--- WRITTEN EXERCISE ---
Can all of these lines be returned exactly?

--- DATA LISTING ---
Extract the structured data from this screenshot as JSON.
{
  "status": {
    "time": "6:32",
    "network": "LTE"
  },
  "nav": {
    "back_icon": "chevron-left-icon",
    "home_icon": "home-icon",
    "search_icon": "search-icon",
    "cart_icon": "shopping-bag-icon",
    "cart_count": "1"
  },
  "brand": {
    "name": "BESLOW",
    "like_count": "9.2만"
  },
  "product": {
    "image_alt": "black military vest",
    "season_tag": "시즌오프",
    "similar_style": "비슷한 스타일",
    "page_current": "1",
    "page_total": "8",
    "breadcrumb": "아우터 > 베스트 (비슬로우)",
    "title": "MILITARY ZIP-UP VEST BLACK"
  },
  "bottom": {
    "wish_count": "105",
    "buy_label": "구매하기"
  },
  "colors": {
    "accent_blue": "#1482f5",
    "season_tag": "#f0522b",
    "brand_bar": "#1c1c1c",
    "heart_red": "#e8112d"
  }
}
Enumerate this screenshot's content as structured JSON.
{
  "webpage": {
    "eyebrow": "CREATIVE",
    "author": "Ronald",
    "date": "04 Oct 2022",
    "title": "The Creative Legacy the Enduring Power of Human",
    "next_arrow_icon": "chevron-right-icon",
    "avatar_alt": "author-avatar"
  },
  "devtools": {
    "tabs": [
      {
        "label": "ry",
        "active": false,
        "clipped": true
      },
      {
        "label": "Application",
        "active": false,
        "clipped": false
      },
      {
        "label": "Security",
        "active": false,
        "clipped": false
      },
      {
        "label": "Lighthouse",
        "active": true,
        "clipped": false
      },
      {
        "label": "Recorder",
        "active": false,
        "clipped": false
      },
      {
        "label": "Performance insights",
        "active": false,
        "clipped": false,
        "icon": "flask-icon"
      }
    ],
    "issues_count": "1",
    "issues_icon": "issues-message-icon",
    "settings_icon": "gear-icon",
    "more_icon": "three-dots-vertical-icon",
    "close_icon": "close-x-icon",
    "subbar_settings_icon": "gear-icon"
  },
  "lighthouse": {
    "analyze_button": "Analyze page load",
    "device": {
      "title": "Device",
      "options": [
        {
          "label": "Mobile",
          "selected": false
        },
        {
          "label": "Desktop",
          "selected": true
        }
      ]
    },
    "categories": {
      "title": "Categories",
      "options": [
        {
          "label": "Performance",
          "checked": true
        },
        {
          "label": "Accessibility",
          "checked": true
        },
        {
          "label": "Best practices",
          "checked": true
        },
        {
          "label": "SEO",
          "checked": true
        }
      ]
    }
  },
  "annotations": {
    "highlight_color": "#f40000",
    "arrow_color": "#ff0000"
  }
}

--- RESPONSE BELOW ---
Extract the structured data from this screenshot as JSON.
{
  "status": {
    "time": "6:32",
    "network": "LTE"
  },
  "nav": {
    "back_icon": "chevron-left-icon",
    "home_icon": "home-icon",
    "search_icon": "search-icon",
    "cart_icon": "shopping-bag-icon",
    "cart_count": "1"
  },
  "brand": {
    "name": "BESLOW",
    "like_count": "9.2만"
  },
  "product": {
    "image_alt": "black military vest",
    "season_tag": "시즌오프",
    "similar_style": "비슷한 스타일",
    "page_current": "1",
    "page_total": "8",
    "breadcrumb": "아우터 > 베스트 (비슬로우)",
    "title": "MILITARY ZIP-UP VEST BLACK"
  },
  "bottom": {
    "wish_count": "105",
    "buy_label": "구매하기"
  },
  "colors": {
    "accent_blue": "#1482f5",
    "season_tag": "#f0522b",
    "brand_bar": "#1c1c1c",
    "heart_red": "#e8112d"
  }
}
Enumerate this screenshot's content as structured JSON.
{
  "webpage": {
    "eyebrow": "CREATIVE",
    "author": "Ronald",
    "date": "04 Oct 2022",
    "title": "The Creative Legacy the Enduring Power of Human",
    "next_arrow_icon": "chevron-right-icon",
    "avatar_alt": "author-avatar"
  },
  "devtools": {
    "tabs": [
      {
        "label": "ry",
        "active": false,
        "clipped": true
      },
      {
        "label": "Application",
        "active": false,
        "clipped": false
      },
      {
        "label": "Security",
        "active": false,
        "clipped": false
      },
      {
        "label": "Lighthouse",
        "active": true,
        "clipped": false
      },
      {
        "label": "Recorder",
        "active": false,
        "clipped": false
      },
      {
        "label": "Performance insights",
        "active": false,
        "clipped": false,
        "icon": "flask-icon"
      }
    ],
    "issues_count": "1",
    "issues_icon": "issues-message-icon",
    "settings_icon": "gear-icon",
    "more_icon": "three-dots-vertical-icon",
    "close_icon": "close-x-icon",
    "subbar_settings_icon": "gear-icon"
  },
  "lighthouse": {
    "analyze_button": "Analyze page load",
    "device": {
      "title": "Device",
      "options": [
        {
          "label": "Mobile",
          "selected": false
        },
        {
          "label": "Desktop",
          "selected": true
        }
      ]
    },
    "categories": {
      "title": "Categories",
      "options": [
        {
          "label": "Performance",
          "checked": true
        },
        {
          "label": "Accessibility",
          "checked": true
        },
        {
          "label": "Best practices",
          "checked": true
        },
        {
          "label": "SEO",
          "checked": true
        }
      ]
    }
  },
  "annotations": {
    "highlight_color": "#f40000",
    "arrow_color": "#ff0000"
  }
}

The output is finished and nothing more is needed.